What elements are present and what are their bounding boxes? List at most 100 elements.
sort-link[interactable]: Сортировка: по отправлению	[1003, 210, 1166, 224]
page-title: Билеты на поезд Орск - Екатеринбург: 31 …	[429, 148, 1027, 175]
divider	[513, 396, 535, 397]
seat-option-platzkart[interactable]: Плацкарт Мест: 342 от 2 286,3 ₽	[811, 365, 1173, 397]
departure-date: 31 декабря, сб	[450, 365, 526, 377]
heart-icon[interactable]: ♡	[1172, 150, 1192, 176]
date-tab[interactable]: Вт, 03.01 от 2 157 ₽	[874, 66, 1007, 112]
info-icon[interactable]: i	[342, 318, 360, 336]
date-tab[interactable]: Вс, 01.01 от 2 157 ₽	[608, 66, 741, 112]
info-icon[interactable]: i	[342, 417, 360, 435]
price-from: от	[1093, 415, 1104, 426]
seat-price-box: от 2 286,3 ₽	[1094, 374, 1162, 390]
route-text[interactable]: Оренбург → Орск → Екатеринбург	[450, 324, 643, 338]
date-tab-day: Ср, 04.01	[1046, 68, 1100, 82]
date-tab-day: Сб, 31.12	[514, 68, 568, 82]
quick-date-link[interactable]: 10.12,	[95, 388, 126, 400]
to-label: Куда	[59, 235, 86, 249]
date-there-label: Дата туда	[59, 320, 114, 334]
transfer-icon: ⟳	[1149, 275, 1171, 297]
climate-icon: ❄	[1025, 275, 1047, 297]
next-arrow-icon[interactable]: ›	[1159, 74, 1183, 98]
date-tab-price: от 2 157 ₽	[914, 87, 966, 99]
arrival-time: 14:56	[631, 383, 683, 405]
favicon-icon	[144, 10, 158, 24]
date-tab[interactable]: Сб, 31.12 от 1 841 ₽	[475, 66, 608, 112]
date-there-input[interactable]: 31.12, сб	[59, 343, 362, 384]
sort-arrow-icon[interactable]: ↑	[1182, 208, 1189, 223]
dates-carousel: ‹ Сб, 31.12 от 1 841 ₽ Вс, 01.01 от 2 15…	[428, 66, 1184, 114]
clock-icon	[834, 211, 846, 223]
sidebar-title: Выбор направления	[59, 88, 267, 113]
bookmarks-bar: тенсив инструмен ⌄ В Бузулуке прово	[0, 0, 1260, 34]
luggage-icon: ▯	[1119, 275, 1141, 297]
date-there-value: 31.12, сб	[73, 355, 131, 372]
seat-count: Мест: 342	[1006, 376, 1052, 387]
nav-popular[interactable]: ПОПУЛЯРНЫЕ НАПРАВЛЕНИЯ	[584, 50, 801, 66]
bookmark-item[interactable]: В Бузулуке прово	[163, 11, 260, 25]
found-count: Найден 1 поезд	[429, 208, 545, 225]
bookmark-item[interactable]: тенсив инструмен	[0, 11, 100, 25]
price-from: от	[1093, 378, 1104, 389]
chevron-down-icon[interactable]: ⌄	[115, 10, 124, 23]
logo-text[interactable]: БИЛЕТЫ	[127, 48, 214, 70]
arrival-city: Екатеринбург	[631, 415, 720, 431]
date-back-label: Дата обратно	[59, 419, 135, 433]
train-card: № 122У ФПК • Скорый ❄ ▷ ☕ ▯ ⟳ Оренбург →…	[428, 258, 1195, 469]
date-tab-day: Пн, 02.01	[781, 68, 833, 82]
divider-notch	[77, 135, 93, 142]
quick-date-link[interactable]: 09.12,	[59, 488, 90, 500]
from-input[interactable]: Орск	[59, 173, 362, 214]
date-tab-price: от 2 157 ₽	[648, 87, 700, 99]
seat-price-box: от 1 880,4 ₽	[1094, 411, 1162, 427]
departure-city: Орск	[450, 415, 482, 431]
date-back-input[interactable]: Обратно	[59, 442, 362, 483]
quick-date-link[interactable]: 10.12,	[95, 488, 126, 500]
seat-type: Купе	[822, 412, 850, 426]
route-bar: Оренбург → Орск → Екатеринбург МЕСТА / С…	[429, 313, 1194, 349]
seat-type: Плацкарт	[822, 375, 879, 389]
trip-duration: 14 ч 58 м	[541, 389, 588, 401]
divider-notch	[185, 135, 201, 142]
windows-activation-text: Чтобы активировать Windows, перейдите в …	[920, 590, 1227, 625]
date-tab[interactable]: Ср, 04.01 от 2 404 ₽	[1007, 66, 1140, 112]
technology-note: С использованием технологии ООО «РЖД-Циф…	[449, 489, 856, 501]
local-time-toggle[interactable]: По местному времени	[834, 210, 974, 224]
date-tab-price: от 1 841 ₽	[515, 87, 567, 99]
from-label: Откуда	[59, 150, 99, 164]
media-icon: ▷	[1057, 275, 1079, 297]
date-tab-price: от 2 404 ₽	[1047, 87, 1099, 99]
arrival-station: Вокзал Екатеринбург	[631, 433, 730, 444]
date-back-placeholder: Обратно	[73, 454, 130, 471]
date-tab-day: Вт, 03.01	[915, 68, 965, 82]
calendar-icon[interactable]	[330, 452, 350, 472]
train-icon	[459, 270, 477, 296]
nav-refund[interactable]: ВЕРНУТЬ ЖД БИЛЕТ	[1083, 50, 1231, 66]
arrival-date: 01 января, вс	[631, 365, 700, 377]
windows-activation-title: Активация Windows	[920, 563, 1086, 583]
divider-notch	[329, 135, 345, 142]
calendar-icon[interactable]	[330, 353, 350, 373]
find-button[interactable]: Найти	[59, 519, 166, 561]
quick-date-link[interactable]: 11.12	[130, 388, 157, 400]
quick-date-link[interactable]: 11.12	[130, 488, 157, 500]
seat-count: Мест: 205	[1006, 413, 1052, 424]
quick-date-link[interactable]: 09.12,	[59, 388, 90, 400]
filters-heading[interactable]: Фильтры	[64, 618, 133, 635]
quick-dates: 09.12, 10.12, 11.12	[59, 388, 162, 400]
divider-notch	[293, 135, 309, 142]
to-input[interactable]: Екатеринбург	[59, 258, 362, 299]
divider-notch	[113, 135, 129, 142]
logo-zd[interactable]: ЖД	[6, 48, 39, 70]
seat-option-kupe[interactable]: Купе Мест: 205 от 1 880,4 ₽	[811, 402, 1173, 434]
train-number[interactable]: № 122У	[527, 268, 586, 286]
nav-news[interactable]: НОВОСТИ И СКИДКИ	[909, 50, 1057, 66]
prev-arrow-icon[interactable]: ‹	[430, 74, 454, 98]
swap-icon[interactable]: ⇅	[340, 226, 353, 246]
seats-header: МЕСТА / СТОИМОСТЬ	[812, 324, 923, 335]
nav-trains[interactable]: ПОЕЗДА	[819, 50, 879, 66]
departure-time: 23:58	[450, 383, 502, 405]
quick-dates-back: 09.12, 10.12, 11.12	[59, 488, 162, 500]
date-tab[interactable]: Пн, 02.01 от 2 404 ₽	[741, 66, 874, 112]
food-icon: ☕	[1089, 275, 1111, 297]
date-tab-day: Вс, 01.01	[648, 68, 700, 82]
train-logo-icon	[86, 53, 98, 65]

++++++

**AIM:** Can you reproduce every line of the material above, character for character and without any changes?

**WRITTEN SOLUTION:**
What elements are present and what are their bounding boxes? List at most 100 elements.
sort-link[interactable]: Сортировка: по отправлению	[1003, 210, 1166, 224]
page-title: Билеты на поезд Орск - Екатеринбург: 31 …	[429, 148, 1027, 175]
divider	[513, 396, 535, 397]
seat-option-platzkart[interactable]: Плацкарт Мест: 342 от 2 286,3 ₽	[811, 365, 1173, 397]
departure-date: 31 декабря, сб	[450, 365, 526, 377]
heart-icon[interactable]: ♡	[1172, 150, 1192, 176]
date-tab[interactable]: Вт, 03.01 от 2 157 ₽	[874, 66, 1007, 112]
info-icon[interactable]: i	[342, 318, 360, 336]
date-tab[interactable]: Вс, 01.01 от 2 157 ₽	[608, 66, 741, 112]
info-icon[interactable]: i	[342, 417, 360, 435]
price-from: от	[1093, 415, 1104, 426]
seat-price-box: от 2 286,3 ₽	[1094, 374, 1162, 390]
route-text[interactable]: Оренбург → Орск → Екатеринбург	[450, 324, 643, 338]
date-tab-day: Ср, 04.01	[1046, 68, 1100, 82]
date-tab-day: Сб, 31.12	[514, 68, 568, 82]
quick-date-link[interactable]: 10.12,	[95, 388, 126, 400]
to-label: Куда	[59, 235, 86, 249]
date-there-label: Дата туда	[59, 320, 114, 334]
transfer-icon: ⟳	[1149, 275, 1171, 297]
climate-icon: ❄	[1025, 275, 1047, 297]
next-arrow-icon[interactable]: ›	[1159, 74, 1183, 98]
date-tab-price: от 2 157 ₽	[914, 87, 966, 99]
arrival-time: 14:56	[631, 383, 683, 405]
favicon-icon	[144, 10, 158, 24]
date-tab[interactable]: Сб, 31.12 от 1 841 ₽	[475, 66, 608, 112]
date-there-input[interactable]: 31.12, сб	[59, 343, 362, 384]
sort-arrow-icon[interactable]: ↑	[1182, 208, 1189, 223]
dates-carousel: ‹ Сб, 31.12 от 1 841 ₽ Вс, 01.01 от 2 15…	[428, 66, 1184, 114]
clock-icon	[834, 211, 846, 223]
sidebar-title: Выбор направления	[59, 88, 267, 113]
bookmarks-bar: тенсив инструмен ⌄ В Бузулуке прово	[0, 0, 1260, 34]
luggage-icon: ▯	[1119, 275, 1141, 297]
date-there-value: 31.12, сб	[73, 355, 131, 372]
seat-count: Мест: 342	[1006, 376, 1052, 387]
nav-popular[interactable]: ПОПУЛЯРНЫЕ НАПРАВЛЕНИЯ	[584, 50, 801, 66]
bookmark-item[interactable]: В Бузулуке прово	[163, 11, 260, 25]
found-count: Найден 1 поезд	[429, 208, 545, 225]
bookmark-item[interactable]: тенсив инструмен	[0, 11, 100, 25]
price-from: от	[1093, 378, 1104, 389]
chevron-down-icon[interactable]: ⌄	[115, 10, 124, 23]
logo-text[interactable]: БИЛЕТЫ	[127, 48, 214, 70]
arrival-city: Екатеринбург	[631, 415, 720, 431]
date-back-label: Дата обратно	[59, 419, 135, 433]
train-card: № 122У ФПК • Скорый ❄ ▷ ☕ ▯ ⟳ Оренбург →…	[428, 258, 1195, 469]
date-tab-day: Пн, 02.01	[781, 68, 833, 82]
divider-notch	[77, 135, 93, 142]
quick-date-link[interactable]: 09.12,	[59, 488, 90, 500]
from-input[interactable]: Орск	[59, 173, 362, 214]
date-tab-price: от 2 157 ₽	[648, 87, 700, 99]
seat-price-box: от 1 880,4 ₽	[1094, 411, 1162, 427]
departure-city: Орск	[450, 415, 482, 431]
date-back-input[interactable]: Обратно	[59, 442, 362, 483]
quick-date-link[interactable]: 10.12,	[95, 488, 126, 500]
seat-type: Купе	[822, 412, 850, 426]
route-bar: Оренбург → Орск → Екатеринбург МЕСТА / С…	[429, 313, 1194, 349]
seat-type: Плацкарт	[822, 375, 879, 389]
trip-duration: 14 ч 58 м	[541, 389, 588, 401]
divider-notch	[185, 135, 201, 142]
windows-activation-text: Чтобы активировать Windows, перейдите в …	[920, 590, 1227, 625]
date-tab[interactable]: Ср, 04.01 от 2 404 ₽	[1007, 66, 1140, 112]
technology-note: С использованием технологии ООО «РЖД-Циф…	[449, 489, 856, 501]
local-time-toggle[interactable]: По местному времени	[834, 210, 974, 224]
date-tab-price: от 1 841 ₽	[515, 87, 567, 99]
from-label: Откуда	[59, 150, 99, 164]
media-icon: ▷	[1057, 275, 1079, 297]
date-tab-price: от 2 404 ₽	[1047, 87, 1099, 99]
arrival-station: Вокзал Екатеринбург	[631, 433, 730, 444]
date-back-placeholder: Обратно	[73, 454, 130, 471]
date-tab-day: Вт, 03.01	[915, 68, 965, 82]
calendar-icon[interactable]	[330, 452, 350, 472]
train-icon	[459, 270, 477, 296]
nav-refund[interactable]: ВЕРНУТЬ ЖД БИЛЕТ	[1083, 50, 1231, 66]
arrival-date: 01 января, вс	[631, 365, 700, 377]
windows-activation-title: Активация Windows	[920, 563, 1086, 583]
divider-notch	[329, 135, 345, 142]
calendar-icon[interactable]	[330, 353, 350, 373]
find-button[interactable]: Найти	[59, 519, 166, 561]
quick-date-link[interactable]: 11.12	[130, 388, 157, 400]
quick-date-link[interactable]: 11.12	[130, 488, 157, 500]
seat-count: Мест: 205	[1006, 413, 1052, 424]
quick-date-link[interactable]: 09.12,	[59, 388, 90, 400]
filters-heading[interactable]: Фильтры	[64, 618, 133, 635]
quick-dates: 09.12, 10.12, 11.12	[59, 388, 162, 400]
divider-notch	[293, 135, 309, 142]
to-input[interactable]: Екатеринбург	[59, 258, 362, 299]
divider-notch	[113, 135, 129, 142]
logo-zd[interactable]: ЖД	[6, 48, 39, 70]
seat-option-kupe[interactable]: Купе Мест: 205 от 1 880,4 ₽	[811, 402, 1173, 434]
train-number[interactable]: № 122У	[527, 268, 586, 286]
nav-news[interactable]: НОВОСТИ И СКИДКИ	[909, 50, 1057, 66]
prev-arrow-icon[interactable]: ‹	[430, 74, 454, 98]
swap-icon[interactable]: ⇅	[340, 226, 353, 246]
seats-header: МЕСТА / СТОИМОСТЬ	[812, 324, 923, 335]
nav-trains[interactable]: ПОЕЗДА	[819, 50, 879, 66]
departure-time: 23:58	[450, 383, 502, 405]
quick-dates-back: 09.12, 10.12, 11.12	[59, 488, 162, 500]
date-tab[interactable]: Пн, 02.01 от 2 404 ₽	[741, 66, 874, 112]
food-icon: ☕	[1089, 275, 1111, 297]
date-tab-day: Вс, 01.01	[648, 68, 700, 82]
train-logo-icon	[86, 53, 98, 65]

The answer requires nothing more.